== AVAILABLE RECORDS

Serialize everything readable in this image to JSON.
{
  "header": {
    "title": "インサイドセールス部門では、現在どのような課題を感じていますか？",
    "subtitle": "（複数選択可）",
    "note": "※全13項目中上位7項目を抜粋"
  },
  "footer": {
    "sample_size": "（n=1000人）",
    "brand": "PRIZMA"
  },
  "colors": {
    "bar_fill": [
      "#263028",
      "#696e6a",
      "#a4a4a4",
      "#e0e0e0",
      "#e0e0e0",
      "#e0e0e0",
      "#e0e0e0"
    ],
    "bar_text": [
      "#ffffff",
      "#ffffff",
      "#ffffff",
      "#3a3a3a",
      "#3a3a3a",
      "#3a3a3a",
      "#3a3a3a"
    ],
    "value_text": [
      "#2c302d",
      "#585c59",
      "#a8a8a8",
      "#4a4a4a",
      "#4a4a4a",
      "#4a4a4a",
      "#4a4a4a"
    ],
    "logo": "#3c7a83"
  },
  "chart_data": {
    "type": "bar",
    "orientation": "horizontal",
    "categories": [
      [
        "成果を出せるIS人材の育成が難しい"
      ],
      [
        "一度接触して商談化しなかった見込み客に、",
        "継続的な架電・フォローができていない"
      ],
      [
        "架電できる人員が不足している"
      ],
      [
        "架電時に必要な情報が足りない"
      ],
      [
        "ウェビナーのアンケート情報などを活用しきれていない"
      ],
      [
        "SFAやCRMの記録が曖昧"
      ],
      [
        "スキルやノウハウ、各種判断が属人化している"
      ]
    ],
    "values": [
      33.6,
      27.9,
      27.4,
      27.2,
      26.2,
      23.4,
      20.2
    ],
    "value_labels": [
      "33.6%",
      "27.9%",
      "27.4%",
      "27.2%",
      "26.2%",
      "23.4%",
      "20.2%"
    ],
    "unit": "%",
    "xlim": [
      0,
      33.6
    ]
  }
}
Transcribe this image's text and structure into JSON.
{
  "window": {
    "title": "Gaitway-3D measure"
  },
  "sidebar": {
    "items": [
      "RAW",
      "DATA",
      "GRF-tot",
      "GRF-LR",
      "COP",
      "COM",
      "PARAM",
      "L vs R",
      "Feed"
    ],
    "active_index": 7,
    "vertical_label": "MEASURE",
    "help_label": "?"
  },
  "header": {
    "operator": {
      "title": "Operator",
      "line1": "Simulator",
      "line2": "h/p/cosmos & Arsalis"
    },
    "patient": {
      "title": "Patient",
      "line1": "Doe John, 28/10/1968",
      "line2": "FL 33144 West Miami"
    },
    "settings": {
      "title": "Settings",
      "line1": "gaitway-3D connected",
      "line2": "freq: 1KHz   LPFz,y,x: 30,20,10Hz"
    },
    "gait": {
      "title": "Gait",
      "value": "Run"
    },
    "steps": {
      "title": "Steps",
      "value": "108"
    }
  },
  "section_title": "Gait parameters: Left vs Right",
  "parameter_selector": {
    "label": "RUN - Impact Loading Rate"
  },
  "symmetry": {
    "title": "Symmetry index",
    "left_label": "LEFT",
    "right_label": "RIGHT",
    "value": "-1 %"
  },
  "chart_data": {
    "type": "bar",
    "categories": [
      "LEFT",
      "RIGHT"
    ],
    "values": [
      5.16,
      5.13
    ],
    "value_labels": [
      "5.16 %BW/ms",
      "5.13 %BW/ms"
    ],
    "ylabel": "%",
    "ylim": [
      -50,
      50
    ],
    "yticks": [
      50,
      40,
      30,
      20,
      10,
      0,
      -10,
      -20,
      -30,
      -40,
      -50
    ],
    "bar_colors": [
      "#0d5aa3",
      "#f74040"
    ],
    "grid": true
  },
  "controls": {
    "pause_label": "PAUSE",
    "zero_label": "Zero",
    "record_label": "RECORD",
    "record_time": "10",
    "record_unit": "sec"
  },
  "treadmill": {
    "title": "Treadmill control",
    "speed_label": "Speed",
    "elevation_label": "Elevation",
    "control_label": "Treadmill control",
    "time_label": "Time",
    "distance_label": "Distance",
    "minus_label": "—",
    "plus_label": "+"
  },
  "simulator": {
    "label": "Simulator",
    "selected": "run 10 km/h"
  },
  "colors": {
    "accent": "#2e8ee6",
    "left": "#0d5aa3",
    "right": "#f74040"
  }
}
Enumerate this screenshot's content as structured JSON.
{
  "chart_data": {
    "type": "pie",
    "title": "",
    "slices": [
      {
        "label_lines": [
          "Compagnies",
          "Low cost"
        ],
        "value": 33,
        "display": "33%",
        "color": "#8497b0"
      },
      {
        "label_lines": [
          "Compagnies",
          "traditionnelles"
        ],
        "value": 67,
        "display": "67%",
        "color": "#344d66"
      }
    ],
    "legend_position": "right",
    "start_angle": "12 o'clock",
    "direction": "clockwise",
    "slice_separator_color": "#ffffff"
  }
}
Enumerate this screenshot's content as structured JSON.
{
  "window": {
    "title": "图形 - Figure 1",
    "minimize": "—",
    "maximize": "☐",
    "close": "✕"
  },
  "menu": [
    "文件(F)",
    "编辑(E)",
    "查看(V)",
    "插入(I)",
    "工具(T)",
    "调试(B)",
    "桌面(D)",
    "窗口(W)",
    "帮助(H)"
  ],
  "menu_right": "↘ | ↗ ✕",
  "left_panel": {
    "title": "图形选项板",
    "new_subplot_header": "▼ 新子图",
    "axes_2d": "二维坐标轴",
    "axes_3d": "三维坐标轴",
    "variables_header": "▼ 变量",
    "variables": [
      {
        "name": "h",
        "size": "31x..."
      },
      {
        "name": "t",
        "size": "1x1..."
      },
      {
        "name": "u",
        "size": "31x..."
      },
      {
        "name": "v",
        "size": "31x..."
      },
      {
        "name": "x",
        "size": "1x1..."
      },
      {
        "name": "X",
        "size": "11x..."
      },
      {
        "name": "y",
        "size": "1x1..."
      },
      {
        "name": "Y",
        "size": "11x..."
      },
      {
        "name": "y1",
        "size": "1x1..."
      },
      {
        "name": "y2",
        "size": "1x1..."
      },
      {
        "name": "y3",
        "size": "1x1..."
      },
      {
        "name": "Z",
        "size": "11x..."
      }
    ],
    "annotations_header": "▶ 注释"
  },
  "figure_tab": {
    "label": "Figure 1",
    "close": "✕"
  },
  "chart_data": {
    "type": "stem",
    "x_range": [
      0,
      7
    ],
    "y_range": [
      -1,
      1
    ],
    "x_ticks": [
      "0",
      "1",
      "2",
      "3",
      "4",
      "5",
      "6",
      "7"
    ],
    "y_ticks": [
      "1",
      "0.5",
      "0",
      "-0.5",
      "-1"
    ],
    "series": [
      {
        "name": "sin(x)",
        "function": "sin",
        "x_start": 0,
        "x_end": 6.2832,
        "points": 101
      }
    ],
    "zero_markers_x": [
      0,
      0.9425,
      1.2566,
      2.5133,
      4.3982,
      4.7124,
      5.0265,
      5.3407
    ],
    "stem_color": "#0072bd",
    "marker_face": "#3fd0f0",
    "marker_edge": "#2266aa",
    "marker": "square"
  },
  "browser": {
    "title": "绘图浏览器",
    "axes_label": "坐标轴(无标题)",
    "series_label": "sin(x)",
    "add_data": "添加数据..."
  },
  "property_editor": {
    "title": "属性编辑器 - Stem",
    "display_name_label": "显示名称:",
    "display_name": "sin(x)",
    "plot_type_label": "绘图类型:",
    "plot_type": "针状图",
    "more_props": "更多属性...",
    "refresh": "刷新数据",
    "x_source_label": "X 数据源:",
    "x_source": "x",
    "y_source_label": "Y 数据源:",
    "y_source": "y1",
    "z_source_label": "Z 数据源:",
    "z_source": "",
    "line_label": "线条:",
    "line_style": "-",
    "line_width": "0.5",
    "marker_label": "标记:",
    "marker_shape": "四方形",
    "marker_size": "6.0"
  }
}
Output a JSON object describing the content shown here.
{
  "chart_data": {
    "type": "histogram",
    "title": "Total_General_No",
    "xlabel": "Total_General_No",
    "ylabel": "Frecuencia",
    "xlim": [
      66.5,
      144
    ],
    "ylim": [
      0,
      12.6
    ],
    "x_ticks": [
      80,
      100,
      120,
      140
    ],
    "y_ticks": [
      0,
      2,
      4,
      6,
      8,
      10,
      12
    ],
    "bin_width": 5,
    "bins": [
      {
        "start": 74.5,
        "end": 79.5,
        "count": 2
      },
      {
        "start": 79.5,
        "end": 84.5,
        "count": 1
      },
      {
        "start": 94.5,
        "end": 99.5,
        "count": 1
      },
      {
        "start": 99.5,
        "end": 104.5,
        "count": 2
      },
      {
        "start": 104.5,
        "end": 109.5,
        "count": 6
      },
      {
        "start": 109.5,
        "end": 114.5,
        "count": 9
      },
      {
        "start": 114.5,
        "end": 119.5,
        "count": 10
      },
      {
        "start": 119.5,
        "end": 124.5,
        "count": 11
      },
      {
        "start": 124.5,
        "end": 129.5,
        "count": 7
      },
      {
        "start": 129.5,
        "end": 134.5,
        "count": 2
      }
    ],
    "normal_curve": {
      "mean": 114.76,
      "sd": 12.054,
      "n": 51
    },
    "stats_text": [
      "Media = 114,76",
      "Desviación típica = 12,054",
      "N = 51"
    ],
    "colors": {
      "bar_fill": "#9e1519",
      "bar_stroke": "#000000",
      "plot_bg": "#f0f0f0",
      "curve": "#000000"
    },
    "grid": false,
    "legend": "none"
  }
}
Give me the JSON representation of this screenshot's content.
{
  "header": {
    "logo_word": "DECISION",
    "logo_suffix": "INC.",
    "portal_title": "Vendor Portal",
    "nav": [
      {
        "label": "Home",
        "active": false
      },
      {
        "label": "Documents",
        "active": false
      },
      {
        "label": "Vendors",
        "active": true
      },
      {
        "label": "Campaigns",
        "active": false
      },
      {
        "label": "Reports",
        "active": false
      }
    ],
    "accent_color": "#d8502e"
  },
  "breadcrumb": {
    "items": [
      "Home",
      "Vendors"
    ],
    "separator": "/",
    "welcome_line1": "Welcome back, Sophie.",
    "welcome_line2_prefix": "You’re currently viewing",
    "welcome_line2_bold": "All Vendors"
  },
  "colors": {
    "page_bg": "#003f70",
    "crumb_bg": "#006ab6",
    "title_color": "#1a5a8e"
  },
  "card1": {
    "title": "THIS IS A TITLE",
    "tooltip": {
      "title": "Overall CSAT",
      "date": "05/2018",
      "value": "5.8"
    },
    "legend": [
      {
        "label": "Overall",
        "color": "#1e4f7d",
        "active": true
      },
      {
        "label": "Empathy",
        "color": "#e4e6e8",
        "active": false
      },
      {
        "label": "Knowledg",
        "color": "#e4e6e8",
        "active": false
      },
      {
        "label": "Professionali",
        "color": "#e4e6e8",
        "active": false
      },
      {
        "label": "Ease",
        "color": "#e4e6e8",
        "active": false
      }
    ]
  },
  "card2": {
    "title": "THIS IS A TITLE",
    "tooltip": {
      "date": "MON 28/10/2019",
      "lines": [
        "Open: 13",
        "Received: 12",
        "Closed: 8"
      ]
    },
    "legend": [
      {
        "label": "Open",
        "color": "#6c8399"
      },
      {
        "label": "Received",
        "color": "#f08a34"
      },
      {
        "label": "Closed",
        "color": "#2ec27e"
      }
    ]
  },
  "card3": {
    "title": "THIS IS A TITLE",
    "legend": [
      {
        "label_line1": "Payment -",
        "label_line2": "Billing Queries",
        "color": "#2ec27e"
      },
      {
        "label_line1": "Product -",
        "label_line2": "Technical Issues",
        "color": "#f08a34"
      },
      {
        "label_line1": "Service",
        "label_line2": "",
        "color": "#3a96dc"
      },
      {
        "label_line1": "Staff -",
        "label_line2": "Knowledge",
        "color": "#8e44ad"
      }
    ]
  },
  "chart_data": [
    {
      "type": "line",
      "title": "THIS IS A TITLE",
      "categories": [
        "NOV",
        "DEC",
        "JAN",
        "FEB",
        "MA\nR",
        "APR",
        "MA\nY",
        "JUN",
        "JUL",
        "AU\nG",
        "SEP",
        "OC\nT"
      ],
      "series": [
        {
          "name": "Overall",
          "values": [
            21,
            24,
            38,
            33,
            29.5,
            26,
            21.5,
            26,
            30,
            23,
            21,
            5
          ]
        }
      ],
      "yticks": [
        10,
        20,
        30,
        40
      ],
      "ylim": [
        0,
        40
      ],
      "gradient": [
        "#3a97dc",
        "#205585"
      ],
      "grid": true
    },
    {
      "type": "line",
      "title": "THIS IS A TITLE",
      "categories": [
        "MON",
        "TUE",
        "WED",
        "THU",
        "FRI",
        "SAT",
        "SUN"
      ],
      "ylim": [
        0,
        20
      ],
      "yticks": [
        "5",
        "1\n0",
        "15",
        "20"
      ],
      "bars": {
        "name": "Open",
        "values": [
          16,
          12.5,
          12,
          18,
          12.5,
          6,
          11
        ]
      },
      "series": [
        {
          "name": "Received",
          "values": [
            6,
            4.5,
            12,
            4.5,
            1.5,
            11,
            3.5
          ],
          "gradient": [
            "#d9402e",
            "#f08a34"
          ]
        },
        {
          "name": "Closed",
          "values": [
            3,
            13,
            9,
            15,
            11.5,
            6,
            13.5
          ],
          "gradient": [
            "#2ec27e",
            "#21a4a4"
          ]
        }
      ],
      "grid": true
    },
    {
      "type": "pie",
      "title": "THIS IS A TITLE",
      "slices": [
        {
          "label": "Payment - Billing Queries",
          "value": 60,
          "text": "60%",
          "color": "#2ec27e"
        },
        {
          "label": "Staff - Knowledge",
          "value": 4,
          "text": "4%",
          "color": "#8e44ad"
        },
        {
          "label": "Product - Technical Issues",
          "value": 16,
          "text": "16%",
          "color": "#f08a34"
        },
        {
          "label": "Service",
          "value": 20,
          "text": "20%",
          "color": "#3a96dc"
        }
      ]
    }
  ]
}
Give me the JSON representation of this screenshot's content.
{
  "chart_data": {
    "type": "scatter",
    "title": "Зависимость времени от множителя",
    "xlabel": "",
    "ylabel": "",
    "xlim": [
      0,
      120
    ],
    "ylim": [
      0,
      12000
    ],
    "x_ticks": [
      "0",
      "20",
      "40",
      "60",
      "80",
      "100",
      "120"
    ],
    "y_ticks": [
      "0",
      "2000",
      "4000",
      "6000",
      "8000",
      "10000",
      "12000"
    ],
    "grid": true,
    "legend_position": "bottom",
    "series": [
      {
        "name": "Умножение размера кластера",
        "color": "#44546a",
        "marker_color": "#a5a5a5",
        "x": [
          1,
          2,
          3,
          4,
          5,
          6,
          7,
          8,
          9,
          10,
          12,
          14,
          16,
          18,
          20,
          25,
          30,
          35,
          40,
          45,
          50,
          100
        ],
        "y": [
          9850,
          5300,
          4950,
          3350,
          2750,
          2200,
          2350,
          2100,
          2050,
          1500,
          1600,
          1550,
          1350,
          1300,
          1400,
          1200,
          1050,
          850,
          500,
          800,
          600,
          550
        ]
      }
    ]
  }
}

====

GOAL: Say how many lines in the entries contain the string "grid", and leave out everything else.

OUTPUT FOR THIS EXERCISE: 5